:: Your instructions ::
Could you output each line of the data that follows exactly?

⁂

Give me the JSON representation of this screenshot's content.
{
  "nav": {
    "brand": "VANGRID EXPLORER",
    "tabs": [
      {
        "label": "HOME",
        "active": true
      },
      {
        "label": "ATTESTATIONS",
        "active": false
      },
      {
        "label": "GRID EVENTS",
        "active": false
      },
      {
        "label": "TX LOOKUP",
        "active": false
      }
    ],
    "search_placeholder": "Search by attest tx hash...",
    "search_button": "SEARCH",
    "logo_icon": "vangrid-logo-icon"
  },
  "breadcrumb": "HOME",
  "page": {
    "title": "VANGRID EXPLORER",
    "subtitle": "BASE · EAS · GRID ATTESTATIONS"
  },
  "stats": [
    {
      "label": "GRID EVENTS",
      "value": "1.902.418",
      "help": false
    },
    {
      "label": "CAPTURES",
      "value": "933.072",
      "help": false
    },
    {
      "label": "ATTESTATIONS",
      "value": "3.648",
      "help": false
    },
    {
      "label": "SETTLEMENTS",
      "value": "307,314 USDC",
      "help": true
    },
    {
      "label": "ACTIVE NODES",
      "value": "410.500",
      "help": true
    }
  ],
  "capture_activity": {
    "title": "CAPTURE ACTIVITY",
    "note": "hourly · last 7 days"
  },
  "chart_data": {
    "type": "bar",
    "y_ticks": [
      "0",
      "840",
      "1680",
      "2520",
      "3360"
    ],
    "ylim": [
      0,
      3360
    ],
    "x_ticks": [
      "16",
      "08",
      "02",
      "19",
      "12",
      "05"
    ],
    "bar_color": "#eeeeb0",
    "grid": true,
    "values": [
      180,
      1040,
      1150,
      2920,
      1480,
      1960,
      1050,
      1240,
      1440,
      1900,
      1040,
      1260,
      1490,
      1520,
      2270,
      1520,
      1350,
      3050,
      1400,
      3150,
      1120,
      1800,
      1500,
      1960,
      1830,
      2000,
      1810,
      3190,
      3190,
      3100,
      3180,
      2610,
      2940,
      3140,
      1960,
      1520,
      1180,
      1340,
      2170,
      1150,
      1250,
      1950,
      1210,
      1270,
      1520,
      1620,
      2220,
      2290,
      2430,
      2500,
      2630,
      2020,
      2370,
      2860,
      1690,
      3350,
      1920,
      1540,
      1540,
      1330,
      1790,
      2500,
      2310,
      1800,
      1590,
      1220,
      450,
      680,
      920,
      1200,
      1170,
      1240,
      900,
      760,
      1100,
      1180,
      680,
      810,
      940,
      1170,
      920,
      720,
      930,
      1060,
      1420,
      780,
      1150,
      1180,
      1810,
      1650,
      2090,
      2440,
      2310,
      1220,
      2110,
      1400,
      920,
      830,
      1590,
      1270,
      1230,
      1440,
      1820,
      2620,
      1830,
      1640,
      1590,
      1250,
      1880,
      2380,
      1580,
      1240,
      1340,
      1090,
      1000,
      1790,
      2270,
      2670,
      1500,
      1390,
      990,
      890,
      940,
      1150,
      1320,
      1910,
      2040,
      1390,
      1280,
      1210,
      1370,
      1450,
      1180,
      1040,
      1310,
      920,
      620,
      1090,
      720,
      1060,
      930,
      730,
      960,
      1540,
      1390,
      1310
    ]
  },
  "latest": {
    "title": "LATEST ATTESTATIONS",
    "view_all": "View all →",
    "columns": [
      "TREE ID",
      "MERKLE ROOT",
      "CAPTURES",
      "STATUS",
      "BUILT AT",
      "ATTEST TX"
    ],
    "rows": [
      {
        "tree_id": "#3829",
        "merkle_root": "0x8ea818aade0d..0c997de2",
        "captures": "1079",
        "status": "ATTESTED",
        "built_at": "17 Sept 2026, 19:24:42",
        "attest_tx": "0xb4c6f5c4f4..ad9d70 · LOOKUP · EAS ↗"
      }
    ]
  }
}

⁂

:: Result of this task ::
Give me the JSON representation of this screenshot's content.
{
  "nav": {
    "brand": "VANGRID EXPLORER",
    "tabs": [
      {
        "label": "HOME",
        "active": true
      },
      {
        "label": "ATTESTATIONS",
        "active": false
      },
      {
        "label": "GRID EVENTS",
        "active": false
      },
      {
        "label": "TX LOOKUP",
        "active": false
      }
    ],
    "search_placeholder": "Search by attest tx hash...",
    "search_button": "SEARCH",
    "logo_icon": "vangrid-logo-icon"
  },
  "breadcrumb": "HOME",
  "page": {
    "title": "VANGRID EXPLORER",
    "subtitle": "BASE · EAS · GRID ATTESTATIONS"
  },
  "stats": [
    {
      "label": "GRID EVENTS",
      "value": "1.902.418",
      "help": false
    },
    {
      "label": "CAPTURES",
      "value": "933.072",
      "help": false
    },
    {
      "label": "ATTESTATIONS",
      "value": "3.648",
      "help": false
    },
    {
      "label": "SETTLEMENTS",
      "value": "307,314 USDC",
      "help": true
    },
    {
      "label": "ACTIVE NODES",
      "value": "410.500",
      "help": true
    }
  ],
  "capture_activity": {
    "title": "CAPTURE ACTIVITY",
    "note": "hourly · last 7 days"
  },
  "chart_data": {
    "type": "bar",
    "y_ticks": [
      "0",
      "840",
      "1680",
      "2520",
      "3360"
    ],
    "ylim": [
      0,
      3360
    ],
    "x_ticks": [
      "16",
      "08",
      "02",
      "19",
      "12",
      "05"
    ],
    "bar_color": "#eeeeb0",
    "grid": true,
    "values": [
      180,
      1040,
      1150,
      2920,
      1480,
      1960,
      1050,
      1240,
      1440,
      1900,
      1040,
      1260,
      1490,
      1520,
      2270,
      1520,
      1350,
      3050,
      1400,
      3150,
      1120,
      1800,
      1500,
      1960,
      1830,
      2000,
      1810,
      3190,
      3190,
      3100,
      3180,
      2610,
      2940,
      3140,
      1960,
      1520,
      1180,
      1340,
      2170,
      1150,
      1250,
      1950,
      1210,
      1270,
      1520,
      1620,
      2220,
      2290,
      2430,
      2500,
      2630,
      2020,
      2370,
      2860,
      1690,
      3350,
      1920,
      1540,
      1540,
      1330,
      1790,
      2500,
      2310,
      1800,
      1590,
      1220,
      450,
      680,
      920,
      1200,
      1170,
      1240,
      900,
      760,
      1100,
      1180,
      680,
      810,
      940,
      1170,
      920,
      720,
      930,
      1060,
      1420,
      780,
      1150,
      1180,
      1810,
      1650,
      2090,
      2440,
      2310,
      1220,
      2110,
      1400,
      920,
      830,
      1590,
      1270,
      1230,
      1440,
      1820,
      2620,
      1830,
      1640,
      1590,
      1250,
      1880,
      2380,
      1580,
      1240,
      1340,
      1090,
      1000,
      1790,
      2270,
      2670,
      1500,
      1390,
      990,
      890,
      940,
      1150,
      1320,
      1910,
      2040,
      1390,
      1280,
      1210,
      1370,
      1450,
      1180,
      1040,
      1310,
      920,
      620,
      1090,
      720,
      1060,
      930,
      730,
      960,
      1540,
      1390,
      1310
    ]
  },
  "latest": {
    "title": "LATEST ATTESTATIONS",
    "view_all": "View all →",
    "columns": [
      "TREE ID",
      "MERKLE ROOT",
      "CAPTURES",
      "STATUS",
      "BUILT AT",
      "ATTEST TX"
    ],
    "rows": [
      {
        "tree_id": "#3829",
        "merkle_root": "0x8ea818aade0d..0c997de2",
        "captures": "1079",
        "status": "ATTESTED",
        "built_at": "17 Sept 2026, 19:24:42",
        "attest_tx": "0xb4c6f5c4f4..ad9d70 · LOOKUP · EAS ↗"
      }
    ]
  }
}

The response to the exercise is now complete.